start

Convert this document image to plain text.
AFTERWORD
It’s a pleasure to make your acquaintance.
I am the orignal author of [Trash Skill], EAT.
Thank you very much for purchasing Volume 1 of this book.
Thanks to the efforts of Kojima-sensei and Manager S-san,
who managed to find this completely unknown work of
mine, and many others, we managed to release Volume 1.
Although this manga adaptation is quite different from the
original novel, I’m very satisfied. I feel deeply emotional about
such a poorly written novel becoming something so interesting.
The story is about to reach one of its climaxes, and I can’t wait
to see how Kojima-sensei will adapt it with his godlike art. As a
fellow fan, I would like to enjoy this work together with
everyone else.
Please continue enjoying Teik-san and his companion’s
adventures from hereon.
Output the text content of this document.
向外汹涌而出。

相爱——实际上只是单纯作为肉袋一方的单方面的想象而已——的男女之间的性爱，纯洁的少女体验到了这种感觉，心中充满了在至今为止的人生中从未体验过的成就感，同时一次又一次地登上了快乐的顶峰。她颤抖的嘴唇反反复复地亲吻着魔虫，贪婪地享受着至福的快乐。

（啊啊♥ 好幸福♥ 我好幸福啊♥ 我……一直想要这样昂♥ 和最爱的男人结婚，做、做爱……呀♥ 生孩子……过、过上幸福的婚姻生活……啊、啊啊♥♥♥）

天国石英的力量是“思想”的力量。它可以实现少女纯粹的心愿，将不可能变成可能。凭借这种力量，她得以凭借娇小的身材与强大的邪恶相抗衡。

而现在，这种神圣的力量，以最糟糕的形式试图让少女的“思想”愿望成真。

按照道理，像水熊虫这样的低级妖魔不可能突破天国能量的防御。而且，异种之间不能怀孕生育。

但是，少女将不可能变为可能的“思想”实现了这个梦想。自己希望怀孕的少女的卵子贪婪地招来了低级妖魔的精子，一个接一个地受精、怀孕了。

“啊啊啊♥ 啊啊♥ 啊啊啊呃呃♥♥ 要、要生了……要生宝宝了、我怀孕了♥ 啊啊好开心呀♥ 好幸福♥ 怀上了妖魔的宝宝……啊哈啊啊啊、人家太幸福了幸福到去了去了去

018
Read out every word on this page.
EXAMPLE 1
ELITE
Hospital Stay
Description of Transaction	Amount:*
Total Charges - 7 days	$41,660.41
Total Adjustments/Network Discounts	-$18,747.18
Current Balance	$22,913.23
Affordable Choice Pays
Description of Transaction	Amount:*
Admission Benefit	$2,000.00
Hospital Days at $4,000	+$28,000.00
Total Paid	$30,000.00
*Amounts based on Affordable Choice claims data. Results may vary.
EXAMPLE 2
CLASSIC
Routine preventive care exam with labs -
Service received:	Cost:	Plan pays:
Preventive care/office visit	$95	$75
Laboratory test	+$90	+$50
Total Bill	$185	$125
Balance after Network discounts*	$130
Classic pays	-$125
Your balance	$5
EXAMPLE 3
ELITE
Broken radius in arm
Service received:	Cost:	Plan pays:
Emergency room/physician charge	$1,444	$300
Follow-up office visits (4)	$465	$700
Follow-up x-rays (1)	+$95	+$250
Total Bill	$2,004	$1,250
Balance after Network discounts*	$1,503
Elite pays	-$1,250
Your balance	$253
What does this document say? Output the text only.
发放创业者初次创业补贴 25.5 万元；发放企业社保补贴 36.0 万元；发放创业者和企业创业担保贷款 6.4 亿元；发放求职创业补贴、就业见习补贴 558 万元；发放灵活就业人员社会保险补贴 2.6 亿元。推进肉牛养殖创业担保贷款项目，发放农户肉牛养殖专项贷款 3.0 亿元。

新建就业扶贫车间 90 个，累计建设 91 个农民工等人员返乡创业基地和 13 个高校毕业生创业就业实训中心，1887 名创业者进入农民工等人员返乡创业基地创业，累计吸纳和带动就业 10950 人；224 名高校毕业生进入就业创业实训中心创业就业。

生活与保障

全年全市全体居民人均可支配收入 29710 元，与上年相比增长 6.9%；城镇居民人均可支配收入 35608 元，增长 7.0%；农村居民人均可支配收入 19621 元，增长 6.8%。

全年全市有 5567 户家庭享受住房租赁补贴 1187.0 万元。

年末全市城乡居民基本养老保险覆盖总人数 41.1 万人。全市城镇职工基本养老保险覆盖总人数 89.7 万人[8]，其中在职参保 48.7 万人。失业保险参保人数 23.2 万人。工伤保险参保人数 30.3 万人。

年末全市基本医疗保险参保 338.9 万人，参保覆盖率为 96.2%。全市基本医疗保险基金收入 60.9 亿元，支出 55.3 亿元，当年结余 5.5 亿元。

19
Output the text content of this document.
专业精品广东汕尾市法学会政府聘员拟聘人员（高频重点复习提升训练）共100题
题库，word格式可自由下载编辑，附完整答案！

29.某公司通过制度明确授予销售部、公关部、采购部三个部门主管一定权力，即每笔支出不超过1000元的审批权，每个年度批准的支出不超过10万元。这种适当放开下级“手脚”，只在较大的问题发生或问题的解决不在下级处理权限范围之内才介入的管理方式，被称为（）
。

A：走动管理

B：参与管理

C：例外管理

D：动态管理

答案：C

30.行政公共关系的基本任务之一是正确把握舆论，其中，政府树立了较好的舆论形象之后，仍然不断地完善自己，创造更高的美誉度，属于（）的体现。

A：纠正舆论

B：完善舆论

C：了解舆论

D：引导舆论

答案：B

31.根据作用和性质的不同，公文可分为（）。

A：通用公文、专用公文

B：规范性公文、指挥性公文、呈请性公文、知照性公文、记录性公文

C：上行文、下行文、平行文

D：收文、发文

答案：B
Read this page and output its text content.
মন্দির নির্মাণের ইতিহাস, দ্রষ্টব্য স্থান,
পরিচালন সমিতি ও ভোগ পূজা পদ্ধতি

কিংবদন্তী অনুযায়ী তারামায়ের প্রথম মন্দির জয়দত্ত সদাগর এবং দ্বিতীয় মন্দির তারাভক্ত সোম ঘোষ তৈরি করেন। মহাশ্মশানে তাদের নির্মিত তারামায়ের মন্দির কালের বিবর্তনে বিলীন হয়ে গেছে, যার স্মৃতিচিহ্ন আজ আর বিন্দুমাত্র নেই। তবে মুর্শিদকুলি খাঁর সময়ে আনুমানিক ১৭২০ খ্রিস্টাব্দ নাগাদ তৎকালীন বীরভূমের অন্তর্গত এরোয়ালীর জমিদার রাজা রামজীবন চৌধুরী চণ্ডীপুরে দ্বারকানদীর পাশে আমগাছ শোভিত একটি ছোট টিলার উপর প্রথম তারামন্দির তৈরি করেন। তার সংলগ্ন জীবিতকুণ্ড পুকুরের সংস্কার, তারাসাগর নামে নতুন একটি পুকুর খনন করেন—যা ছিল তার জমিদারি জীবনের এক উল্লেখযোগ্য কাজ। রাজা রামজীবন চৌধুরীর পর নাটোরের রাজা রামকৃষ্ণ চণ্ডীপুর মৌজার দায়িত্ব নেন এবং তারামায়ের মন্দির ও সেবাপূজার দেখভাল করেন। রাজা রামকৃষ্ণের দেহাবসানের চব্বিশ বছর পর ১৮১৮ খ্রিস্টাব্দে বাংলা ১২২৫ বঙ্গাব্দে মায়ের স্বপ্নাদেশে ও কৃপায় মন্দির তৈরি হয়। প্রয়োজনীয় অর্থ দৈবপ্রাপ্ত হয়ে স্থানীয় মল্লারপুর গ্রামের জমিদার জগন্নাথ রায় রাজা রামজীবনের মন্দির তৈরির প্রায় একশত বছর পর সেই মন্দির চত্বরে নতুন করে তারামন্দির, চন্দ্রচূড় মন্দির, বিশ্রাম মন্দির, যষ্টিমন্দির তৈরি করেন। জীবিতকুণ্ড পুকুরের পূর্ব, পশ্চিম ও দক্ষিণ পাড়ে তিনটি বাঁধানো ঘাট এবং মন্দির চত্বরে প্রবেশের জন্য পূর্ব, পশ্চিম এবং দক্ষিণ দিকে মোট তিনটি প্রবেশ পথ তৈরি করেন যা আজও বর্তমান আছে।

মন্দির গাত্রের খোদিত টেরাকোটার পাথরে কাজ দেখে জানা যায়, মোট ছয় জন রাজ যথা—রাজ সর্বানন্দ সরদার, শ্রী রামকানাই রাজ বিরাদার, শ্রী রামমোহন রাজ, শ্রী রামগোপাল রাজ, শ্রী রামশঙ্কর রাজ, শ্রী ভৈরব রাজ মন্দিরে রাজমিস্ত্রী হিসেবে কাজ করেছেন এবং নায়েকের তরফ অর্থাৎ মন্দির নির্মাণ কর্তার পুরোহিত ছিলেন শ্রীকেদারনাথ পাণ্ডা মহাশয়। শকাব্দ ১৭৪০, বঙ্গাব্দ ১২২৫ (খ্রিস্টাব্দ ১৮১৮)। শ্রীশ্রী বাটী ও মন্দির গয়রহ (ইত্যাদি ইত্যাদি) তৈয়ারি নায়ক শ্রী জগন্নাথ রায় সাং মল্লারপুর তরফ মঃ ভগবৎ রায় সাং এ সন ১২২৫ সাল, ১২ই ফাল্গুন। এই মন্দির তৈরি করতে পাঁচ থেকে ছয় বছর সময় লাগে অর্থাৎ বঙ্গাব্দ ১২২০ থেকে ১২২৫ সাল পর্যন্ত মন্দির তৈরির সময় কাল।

end

▶ [Task instructions] In the data above, count the lines where the word "about" appears; reply with the number only.

▶ [Output] 2